▶ SHORT TASK
Edit the lines from the one containing "- header-cell-2: 2: [125, 68, 495, 85]" through the one containing "- status-line: продолжаются: [512, 756, 597, 772]", swapping "по приватизации" for "по продаже" and keeping everything else the same. Give back only those lines.

▶ Collected data entries
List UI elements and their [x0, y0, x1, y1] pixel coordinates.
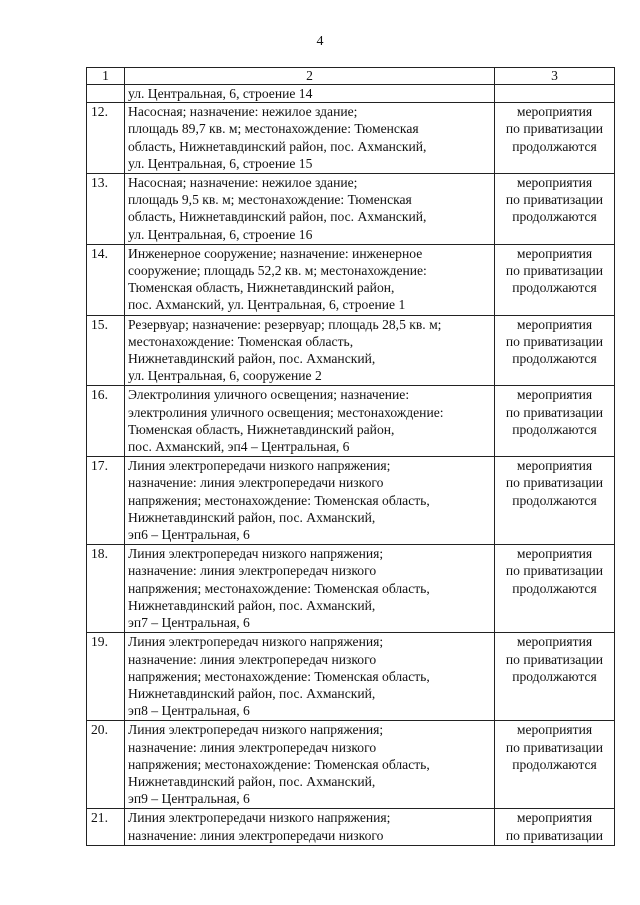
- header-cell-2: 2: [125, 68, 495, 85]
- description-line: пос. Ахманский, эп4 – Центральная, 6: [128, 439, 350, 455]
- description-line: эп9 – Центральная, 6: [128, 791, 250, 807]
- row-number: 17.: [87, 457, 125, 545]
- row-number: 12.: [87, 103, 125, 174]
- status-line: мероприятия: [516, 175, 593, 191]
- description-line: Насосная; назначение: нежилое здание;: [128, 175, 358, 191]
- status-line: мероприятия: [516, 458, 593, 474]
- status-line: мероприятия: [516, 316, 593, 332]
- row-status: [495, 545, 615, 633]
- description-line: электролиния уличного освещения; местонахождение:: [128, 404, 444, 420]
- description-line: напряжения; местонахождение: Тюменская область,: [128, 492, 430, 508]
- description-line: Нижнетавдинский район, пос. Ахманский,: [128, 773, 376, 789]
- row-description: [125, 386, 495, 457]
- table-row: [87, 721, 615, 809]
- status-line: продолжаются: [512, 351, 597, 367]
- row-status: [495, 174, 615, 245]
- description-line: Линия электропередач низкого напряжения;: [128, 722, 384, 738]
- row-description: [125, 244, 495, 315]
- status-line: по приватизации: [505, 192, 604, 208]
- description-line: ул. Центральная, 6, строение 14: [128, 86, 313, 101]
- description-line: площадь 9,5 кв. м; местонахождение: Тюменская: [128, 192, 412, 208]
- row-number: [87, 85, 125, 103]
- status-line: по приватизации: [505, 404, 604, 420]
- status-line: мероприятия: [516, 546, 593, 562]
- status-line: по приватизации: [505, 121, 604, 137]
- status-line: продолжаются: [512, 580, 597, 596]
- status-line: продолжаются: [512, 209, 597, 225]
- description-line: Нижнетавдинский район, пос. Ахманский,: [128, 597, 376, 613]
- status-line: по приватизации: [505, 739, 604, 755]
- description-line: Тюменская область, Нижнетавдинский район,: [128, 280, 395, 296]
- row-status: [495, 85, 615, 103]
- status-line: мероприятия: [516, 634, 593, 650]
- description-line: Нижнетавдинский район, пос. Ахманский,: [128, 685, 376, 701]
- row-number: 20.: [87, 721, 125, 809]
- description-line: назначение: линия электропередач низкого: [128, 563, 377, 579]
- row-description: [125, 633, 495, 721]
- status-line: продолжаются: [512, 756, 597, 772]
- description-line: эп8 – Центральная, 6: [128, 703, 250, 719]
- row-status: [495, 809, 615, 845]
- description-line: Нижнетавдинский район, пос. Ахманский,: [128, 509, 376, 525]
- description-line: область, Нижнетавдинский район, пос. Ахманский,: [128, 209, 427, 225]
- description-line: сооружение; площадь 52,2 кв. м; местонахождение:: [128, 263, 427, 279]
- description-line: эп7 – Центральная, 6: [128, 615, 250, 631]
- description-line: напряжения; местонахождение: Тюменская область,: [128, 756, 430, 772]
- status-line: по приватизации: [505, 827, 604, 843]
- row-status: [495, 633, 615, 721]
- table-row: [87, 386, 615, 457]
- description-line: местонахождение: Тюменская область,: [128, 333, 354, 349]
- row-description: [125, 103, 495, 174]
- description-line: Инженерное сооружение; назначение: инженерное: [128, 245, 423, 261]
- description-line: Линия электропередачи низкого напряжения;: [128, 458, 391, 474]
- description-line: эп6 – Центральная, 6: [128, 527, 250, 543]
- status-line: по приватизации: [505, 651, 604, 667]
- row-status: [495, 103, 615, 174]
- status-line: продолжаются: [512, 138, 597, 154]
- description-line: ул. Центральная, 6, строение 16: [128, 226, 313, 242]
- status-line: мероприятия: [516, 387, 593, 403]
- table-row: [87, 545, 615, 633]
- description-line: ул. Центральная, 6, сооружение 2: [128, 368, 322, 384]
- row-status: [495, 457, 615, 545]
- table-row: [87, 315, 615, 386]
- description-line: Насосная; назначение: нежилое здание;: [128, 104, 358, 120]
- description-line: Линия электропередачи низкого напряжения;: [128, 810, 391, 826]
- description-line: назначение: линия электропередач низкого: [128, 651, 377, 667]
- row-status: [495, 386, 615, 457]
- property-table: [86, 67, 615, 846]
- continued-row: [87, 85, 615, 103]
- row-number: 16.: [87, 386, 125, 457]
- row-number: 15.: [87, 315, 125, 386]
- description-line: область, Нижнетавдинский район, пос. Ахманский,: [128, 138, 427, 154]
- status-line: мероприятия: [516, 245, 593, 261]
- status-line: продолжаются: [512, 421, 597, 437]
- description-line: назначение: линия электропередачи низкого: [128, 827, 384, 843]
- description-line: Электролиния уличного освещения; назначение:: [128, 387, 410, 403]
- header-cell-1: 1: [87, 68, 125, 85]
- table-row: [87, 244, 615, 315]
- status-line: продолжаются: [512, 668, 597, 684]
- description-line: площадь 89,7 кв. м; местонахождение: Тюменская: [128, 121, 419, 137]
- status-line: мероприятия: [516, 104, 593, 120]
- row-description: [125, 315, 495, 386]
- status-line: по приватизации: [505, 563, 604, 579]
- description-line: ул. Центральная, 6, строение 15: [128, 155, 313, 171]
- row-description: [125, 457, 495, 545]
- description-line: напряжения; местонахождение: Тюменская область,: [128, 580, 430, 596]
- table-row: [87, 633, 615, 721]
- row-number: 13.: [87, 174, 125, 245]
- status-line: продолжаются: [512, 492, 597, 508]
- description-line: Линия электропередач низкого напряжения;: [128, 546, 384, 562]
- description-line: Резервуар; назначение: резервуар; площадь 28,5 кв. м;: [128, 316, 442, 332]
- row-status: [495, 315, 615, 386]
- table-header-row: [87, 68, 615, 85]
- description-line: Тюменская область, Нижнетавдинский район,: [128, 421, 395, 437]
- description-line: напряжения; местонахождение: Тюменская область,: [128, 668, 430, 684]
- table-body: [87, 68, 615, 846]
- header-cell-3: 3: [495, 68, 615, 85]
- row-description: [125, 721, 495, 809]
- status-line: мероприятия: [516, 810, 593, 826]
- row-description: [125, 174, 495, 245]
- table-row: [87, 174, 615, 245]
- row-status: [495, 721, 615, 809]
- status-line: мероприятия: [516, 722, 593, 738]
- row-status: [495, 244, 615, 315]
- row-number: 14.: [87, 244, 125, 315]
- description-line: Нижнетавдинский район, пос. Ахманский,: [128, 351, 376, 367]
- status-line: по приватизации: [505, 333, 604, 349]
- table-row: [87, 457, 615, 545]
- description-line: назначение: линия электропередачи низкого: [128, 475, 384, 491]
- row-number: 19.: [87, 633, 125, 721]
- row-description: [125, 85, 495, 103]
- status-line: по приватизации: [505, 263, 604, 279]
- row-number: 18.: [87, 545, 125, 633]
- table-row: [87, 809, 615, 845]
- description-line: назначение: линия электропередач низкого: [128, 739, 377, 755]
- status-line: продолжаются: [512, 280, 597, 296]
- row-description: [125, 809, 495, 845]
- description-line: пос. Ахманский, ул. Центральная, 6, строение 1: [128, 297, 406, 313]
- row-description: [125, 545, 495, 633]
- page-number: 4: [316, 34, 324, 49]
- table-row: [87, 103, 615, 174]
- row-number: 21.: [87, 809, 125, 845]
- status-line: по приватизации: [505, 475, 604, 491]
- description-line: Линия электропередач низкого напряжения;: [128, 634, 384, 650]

▶ THE OUTPUT
- header-cell-2: 2: [125, 68, 495, 85]
- description-line: пос. Ахманский, эп4 – Центральная, 6: [128, 439, 350, 455]
- description-line: эп9 – Центральная, 6: [128, 791, 250, 807]
- row-number: 17.: [87, 457, 125, 545]
- row-number: 12.: [87, 103, 125, 174]
- status-line: мероприятия: [516, 175, 593, 191]
- description-line: Насосная; назначение: нежилое здание;: [128, 175, 358, 191]
- status-line: мероприятия: [516, 458, 593, 474]
- status-line: мероприятия: [516, 316, 593, 332]
- row-status: [495, 545, 615, 633]
- description-line: электролиния уличного освещения; местонахождение:: [128, 404, 444, 420]
- description-line: напряжения; местонахождение: Тюменская область,: [128, 492, 430, 508]
- description-line: Нижнетавдинский район, пос. Ахманский,: [128, 773, 376, 789]
- row-description: [125, 386, 495, 457]
- table-row: [87, 721, 615, 809]
- status-line: продолжаются: [512, 351, 597, 367]
- row-status: [495, 174, 615, 245]
- description-line: Линия электропередач низкого напряжения;: [128, 722, 384, 738]
- row-description: [125, 244, 495, 315]
- status-line: по продаже: [505, 192, 604, 208]
- description-line: ул. Центральная, 6, строение 14: [128, 86, 313, 101]
- description-line: площадь 9,5 кв. м; местонахождение: Тюменская: [128, 192, 412, 208]
- row-number: [87, 85, 125, 103]
- status-line: по продаже: [505, 404, 604, 420]
- status-line: мероприятия: [516, 546, 593, 562]
- status-line: по продаже: [505, 121, 604, 137]
- status-line: продолжаются: [512, 580, 597, 596]
- status-line: продолжаются: [512, 209, 597, 225]
- description-line: Нижнетавдинский район, пос. Ахманский,: [128, 597, 376, 613]
- status-line: по продаже: [505, 739, 604, 755]
- description-line: Тюменская область, Нижнетавдинский район,: [128, 280, 395, 296]
- row-status: [495, 85, 615, 103]
- status-line: мероприятия: [516, 634, 593, 650]
- description-line: Нижнетавдинский район, пос. Ахманский,: [128, 685, 376, 701]
- row-number: 20.: [87, 721, 125, 809]
- description-line: назначение: линия электропередач низкого: [128, 563, 377, 579]
- row-description: [125, 633, 495, 721]
- status-line: продолжаются: [512, 756, 597, 772]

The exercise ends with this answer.